-- START Supplied material --
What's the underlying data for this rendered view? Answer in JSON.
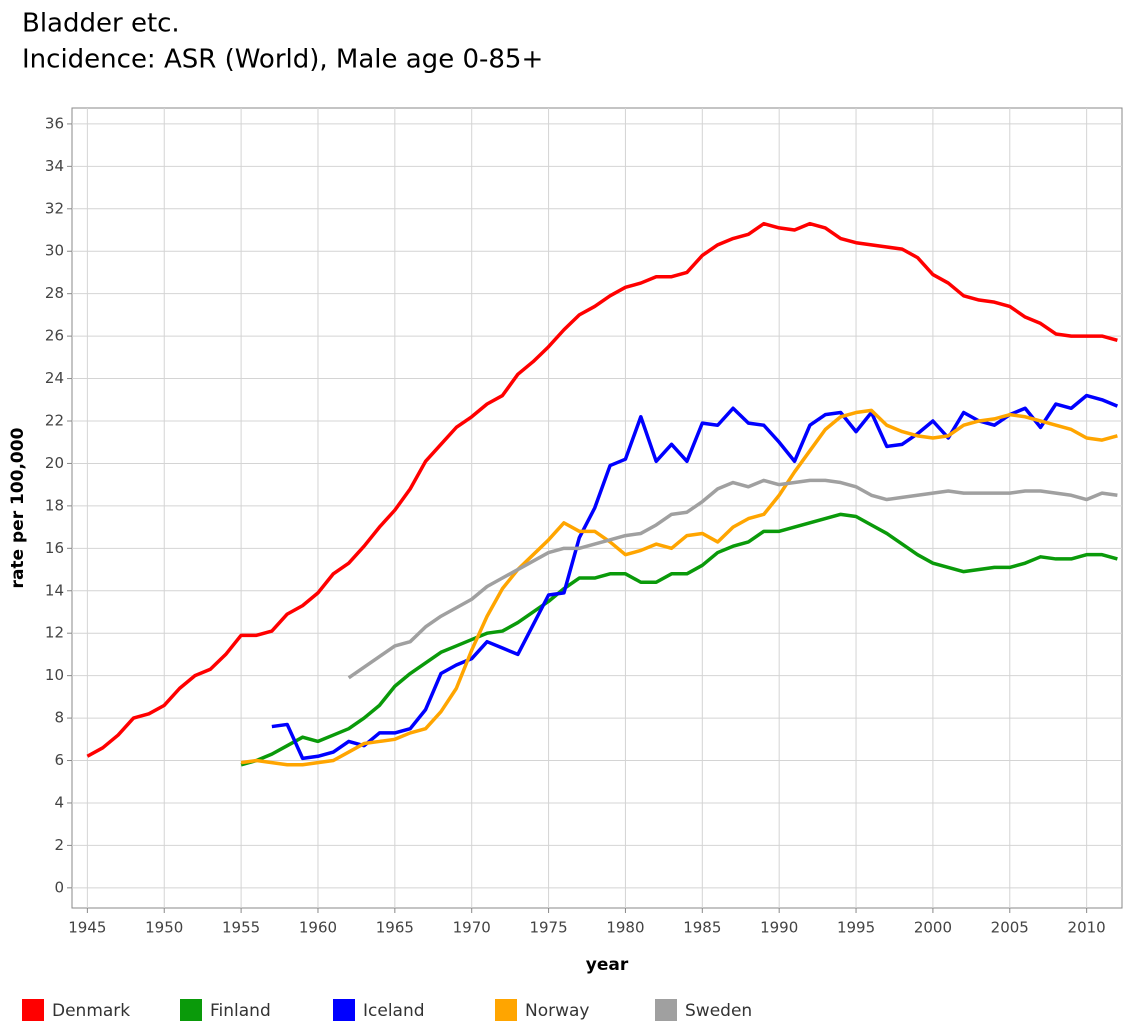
{
  "chart_data": {
    "type": "line",
    "title": "Bladder etc.",
    "subtitle": "Incidence: ASR (World), Male age 0-85+",
    "x_label": "year",
    "y_label": "rate per 100,000",
    "x": [
      1945,
      1946,
      1947,
      1948,
      1949,
      1950,
      1951,
      1952,
      1953,
      1954,
      1955,
      1956,
      1957,
      1958,
      1959,
      1960,
      1961,
      1962,
      1963,
      1964,
      1965,
      1966,
      1967,
      1968,
      1969,
      1970,
      1971,
      1972,
      1973,
      1974,
      1975,
      1976,
      1977,
      1978,
      1979,
      1980,
      1981,
      1982,
      1983,
      1984,
      1985,
      1986,
      1987,
      1988,
      1989,
      1990,
      1991,
      1992,
      1993,
      1994,
      1995,
      1996,
      1997,
      1998,
      1999,
      2000,
      2001,
      2002,
      2003,
      2004,
      2005,
      2006,
      2007,
      2008,
      2009,
      2010,
      2011,
      2012
    ],
    "series": [
      {
        "name": "Denmark",
        "color": "#ff0000",
        "values": [
          6.2,
          6.6,
          7.2,
          8.0,
          8.2,
          8.6,
          9.4,
          10.0,
          10.3,
          11.0,
          11.9,
          11.9,
          12.1,
          12.9,
          13.3,
          13.9,
          14.8,
          15.3,
          16.1,
          17.0,
          17.8,
          18.8,
          20.1,
          20.9,
          21.7,
          22.2,
          22.8,
          23.2,
          24.2,
          24.8,
          25.5,
          26.3,
          27.0,
          27.4,
          27.9,
          28.3,
          28.5,
          28.8,
          28.8,
          29.0,
          29.8,
          30.3,
          30.6,
          30.8,
          31.3,
          31.1,
          31.0,
          31.3,
          31.1,
          30.6,
          30.4,
          30.3,
          30.2,
          30.1,
          29.7,
          28.9,
          28.5,
          27.9,
          27.7,
          27.6,
          27.4,
          26.9,
          26.6,
          26.1,
          26.0,
          26.0,
          26.0,
          25.8
        ]
      },
      {
        "name": "Finland",
        "color": "#0a9a0a",
        "values": [
          null,
          null,
          null,
          null,
          null,
          null,
          null,
          null,
          null,
          null,
          5.8,
          6.0,
          6.3,
          6.7,
          7.1,
          6.9,
          7.2,
          7.5,
          8.0,
          8.6,
          9.5,
          10.1,
          10.6,
          11.1,
          11.4,
          11.7,
          12.0,
          12.1,
          12.5,
          13.0,
          13.5,
          14.1,
          14.6,
          14.6,
          14.8,
          14.8,
          14.4,
          14.4,
          14.8,
          14.8,
          15.2,
          15.8,
          16.1,
          16.3,
          16.8,
          16.8,
          17.0,
          17.2,
          17.4,
          17.6,
          17.5,
          17.1,
          16.7,
          16.2,
          15.7,
          15.3,
          15.1,
          14.9,
          15.0,
          15.1,
          15.1,
          15.3,
          15.6,
          15.5,
          15.5,
          15.7,
          15.7,
          15.5
        ]
      },
      {
        "name": "Iceland",
        "color": "#0000ff",
        "values": [
          null,
          null,
          null,
          null,
          null,
          null,
          null,
          null,
          null,
          null,
          null,
          null,
          7.6,
          7.7,
          6.1,
          6.2,
          6.4,
          6.9,
          6.7,
          7.3,
          7.3,
          7.5,
          8.4,
          10.1,
          10.5,
          10.8,
          11.6,
          11.3,
          11.0,
          12.4,
          13.8,
          13.9,
          16.5,
          17.9,
          19.9,
          20.2,
          22.2,
          20.1,
          20.9,
          20.1,
          21.9,
          21.8,
          22.6,
          21.9,
          21.8,
          21.0,
          20.1,
          21.8,
          22.3,
          22.4,
          21.5,
          22.4,
          20.8,
          20.9,
          21.4,
          22.0,
          21.2,
          22.4,
          22.0,
          21.8,
          22.3,
          22.6,
          21.7,
          22.8,
          22.6,
          23.2,
          23.0,
          22.7
        ]
      },
      {
        "name": "Norway",
        "color": "#ffa500",
        "values": [
          null,
          null,
          null,
          null,
          null,
          null,
          null,
          null,
          null,
          null,
          5.9,
          6.0,
          5.9,
          5.8,
          5.8,
          5.9,
          6.0,
          6.4,
          6.8,
          6.9,
          7.0,
          7.3,
          7.5,
          8.3,
          9.4,
          11.2,
          12.8,
          14.1,
          15.0,
          15.7,
          16.4,
          17.2,
          16.8,
          16.8,
          16.3,
          15.7,
          15.9,
          16.2,
          16.0,
          16.6,
          16.7,
          16.3,
          17.0,
          17.4,
          17.6,
          18.5,
          19.6,
          20.6,
          21.6,
          22.2,
          22.4,
          22.5,
          21.8,
          21.5,
          21.3,
          21.2,
          21.3,
          21.8,
          22.0,
          22.1,
          22.3,
          22.2,
          22.0,
          21.8,
          21.6,
          21.2,
          21.1,
          21.3
        ]
      },
      {
        "name": "Sweden",
        "color": "#a0a0a0",
        "values": [
          null,
          null,
          null,
          null,
          null,
          null,
          null,
          null,
          null,
          null,
          null,
          null,
          null,
          null,
          null,
          null,
          null,
          9.9,
          10.4,
          10.9,
          11.4,
          11.6,
          12.3,
          12.8,
          13.2,
          13.6,
          14.2,
          14.6,
          15.0,
          15.4,
          15.8,
          16.0,
          16.0,
          16.2,
          16.4,
          16.6,
          16.7,
          17.1,
          17.6,
          17.7,
          18.2,
          18.8,
          19.1,
          18.9,
          19.2,
          19.0,
          19.1,
          19.2,
          19.2,
          19.1,
          18.9,
          18.5,
          18.3,
          18.4,
          18.5,
          18.6,
          18.7,
          18.6,
          18.6,
          18.6,
          18.6,
          18.7,
          18.7,
          18.6,
          18.5,
          18.3,
          18.6,
          18.5
        ]
      }
    ],
    "xlim": [
      1944,
      2012.3
    ],
    "xticks": [
      1945,
      1950,
      1955,
      1960,
      1965,
      1970,
      1975,
      1980,
      1985,
      1990,
      1995,
      2000,
      2005,
      2010
    ],
    "ylim": [
      -0.95,
      36.75
    ],
    "yticks": [
      0,
      2,
      4,
      6,
      8,
      10,
      12,
      14,
      16,
      18,
      20,
      22,
      24,
      26,
      28,
      30,
      32,
      34,
      36
    ],
    "grid": true
  }
}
-- END Supplied material --
Exercise prompt: Quote every line word for word and keep the images out of the copy.

The response:
What's the underlying data for this rendered view? Answer in JSON.
{
  "chart_data": {
    "type": "line",
    "title": "Bladder etc.",
    "subtitle": "Incidence: ASR (World), Male age 0-85+",
    "x_label": "year",
    "y_label": "rate per 100,000",
    "x": [
      1945,
      1946,
      1947,
      1948,
      1949,
      1950,
      1951,
      1952,
      1953,
      1954,
      1955,
      1956,
      1957,
      1958,
      1959,
      1960,
      1961,
      1962,
      1963,
      1964,
      1965,
      1966,
      1967,
      1968,
      1969,
      1970,
      1971,
      1972,
      1973,
      1974,
      1975,
      1976,
      1977,
      1978,
      1979,
      1980,
      1981,
      1982,
      1983,
      1984,
      1985,
      1986,
      1987,
      1988,
      1989,
      1990,
      1991,
      1992,
      1993,
      1994,
      1995,
      1996,
      1997,
      1998,
      1999,
      2000,
      2001,
      2002,
      2003,
      2004,
      2005,
      2006,
      2007,
      2008,
      2009,
      2010,
      2011,
      2012
    ],
    "series": [
      {
        "name": "Denmark",
        "color": "#ff0000",
        "values": [
          6.2,
          6.6,
          7.2,
          8.0,
          8.2,
          8.6,
          9.4,
          10.0,
          10.3,
          11.0,
          11.9,
          11.9,
          12.1,
          12.9,
          13.3,
          13.9,
          14.8,
          15.3,
          16.1,
          17.0,
          17.8,
          18.8,
          20.1,
          20.9,
          21.7,
          22.2,
          22.8,
          23.2,
          24.2,
          24.8,
          25.5,
          26.3,
          27.0,
          27.4,
          27.9,
          28.3,
          28.5,
          28.8,
          28.8,
          29.0,
          29.8,
          30.3,
          30.6,
          30.8,
          31.3,
          31.1,
          31.0,
          31.3,
          31.1,
          30.6,
          30.4,
          30.3,
          30.2,
          30.1,
          29.7,
          28.9,
          28.5,
          27.9,
          27.7,
          27.6,
          27.4,
          26.9,
          26.6,
          26.1,
          26.0,
          26.0,
          26.0,
          25.8
        ]
      },
      {
        "name": "Finland",
        "color": "#0a9a0a",
        "values": [
          null,
          null,
          null,
          null,
          null,
          null,
          null,
          null,
          null,
          null,
          5.8,
          6.0,
          6.3,
          6.7,
          7.1,
          6.9,
          7.2,
          7.5,
          8.0,
          8.6,
          9.5,
          10.1,
          10.6,
          11.1,
          11.4,
          11.7,
          12.0,
          12.1,
          12.5,
          13.0,
          13.5,
          14.1,
          14.6,
          14.6,
          14.8,
          14.8,
          14.4,
          14.4,
          14.8,
          14.8,
          15.2,
          15.8,
          16.1,
          16.3,
          16.8,
          16.8,
          17.0,
          17.2,
          17.4,
          17.6,
          17.5,
          17.1,
          16.7,
          16.2,
          15.7,
          15.3,
          15.1,
          14.9,
          15.0,
          15.1,
          15.1,
          15.3,
          15.6,
          15.5,
          15.5,
          15.7,
          15.7,
          15.5
        ]
      },
      {
        "name": "Iceland",
        "color": "#0000ff",
        "values": [
          null,
          null,
          null,
          null,
          null,
          null,
          null,
          null,
          null,
          null,
          null,
          null,
          7.6,
          7.7,
          6.1,
          6.2,
          6.4,
          6.9,
          6.7,
          7.3,
          7.3,
          7.5,
          8.4,
          10.1,
          10.5,
          10.8,
          11.6,
          11.3,
          11.0,
          12.4,
          13.8,
          13.9,
          16.5,
          17.9,
          19.9,
          20.2,
          22.2,
          20.1,
          20.9,
          20.1,
          21.9,
          21.8,
          22.6,
          21.9,
          21.8,
          21.0,
          20.1,
          21.8,
          22.3,
          22.4,
          21.5,
          22.4,
          20.8,
          20.9,
          21.4,
          22.0,
          21.2,
          22.4,
          22.0,
          21.8,
          22.3,
          22.6,
          21.7,
          22.8,
          22.6,
          23.2,
          23.0,
          22.7
        ]
      },
      {
        "name": "Norway",
        "color": "#ffa500",
        "values": [
          null,
          null,
          null,
          null,
          null,
          null,
          null,
          null,
          null,
          null,
          5.9,
          6.0,
          5.9,
          5.8,
          5.8,
          5.9,
          6.0,
          6.4,
          6.8,
          6.9,
          7.0,
          7.3,
          7.5,
          8.3,
          9.4,
          11.2,
          12.8,
          14.1,
          15.0,
          15.7,
          16.4,
          17.2,
          16.8,
          16.8,
          16.3,
          15.7,
          15.9,
          16.2,
          16.0,
          16.6,
          16.7,
          16.3,
          17.0,
          17.4,
          17.6,
          18.5,
          19.6,
          20.6,
          21.6,
          22.2,
          22.4,
          22.5,
          21.8,
          21.5,
          21.3,
          21.2,
          21.3,
          21.8,
          22.0,
          22.1,
          22.3,
          22.2,
          22.0,
          21.8,
          21.6,
          21.2,
          21.1,
          21.3
        ]
      },
      {
        "name": "Sweden",
        "color": "#a0a0a0",
        "values": [
          null,
          null,
          null,
          null,
          null,
          null,
          null,
          null,
          null,
          null,
          null,
          null,
          null,
          null,
          null,
          null,
          null,
          9.9,
          10.4,
          10.9,
          11.4,
          11.6,
          12.3,
          12.8,
          13.2,
          13.6,
          14.2,
          14.6,
          15.0,
          15.4,
          15.8,
          16.0,
          16.0,
          16.2,
          16.4,
          16.6,
          16.7,
          17.1,
          17.6,
          17.7,
          18.2,
          18.8,
          19.1,
          18.9,
          19.2,
          19.0,
          19.1,
          19.2,
          19.2,
          19.1,
          18.9,
          18.5,
          18.3,
          18.4,
          18.5,
          18.6,
          18.7,
          18.6,
          18.6,
          18.6,
          18.6,
          18.7,
          18.7,
          18.6,
          18.5,
          18.3,
          18.6,
          18.5
        ]
      }
    ],
    "xlim": [
      1944,
      2012.3
    ],
    "xticks": [
      1945,
      1950,
      1955,
      1960,
      1965,
      1970,
      1975,
      1980,
      1985,
      1990,
      1995,
      2000,
      2005,
      2010
    ],
    "ylim": [
      -0.95,
      36.75
    ],
    "yticks": [
      0,
      2,
      4,
      6,
      8,
      10,
      12,
      14,
      16,
      18,
      20,
      22,
      24,
      26,
      28,
      30,
      32,
      34,
      36
    ],
    "grid": true
  }
}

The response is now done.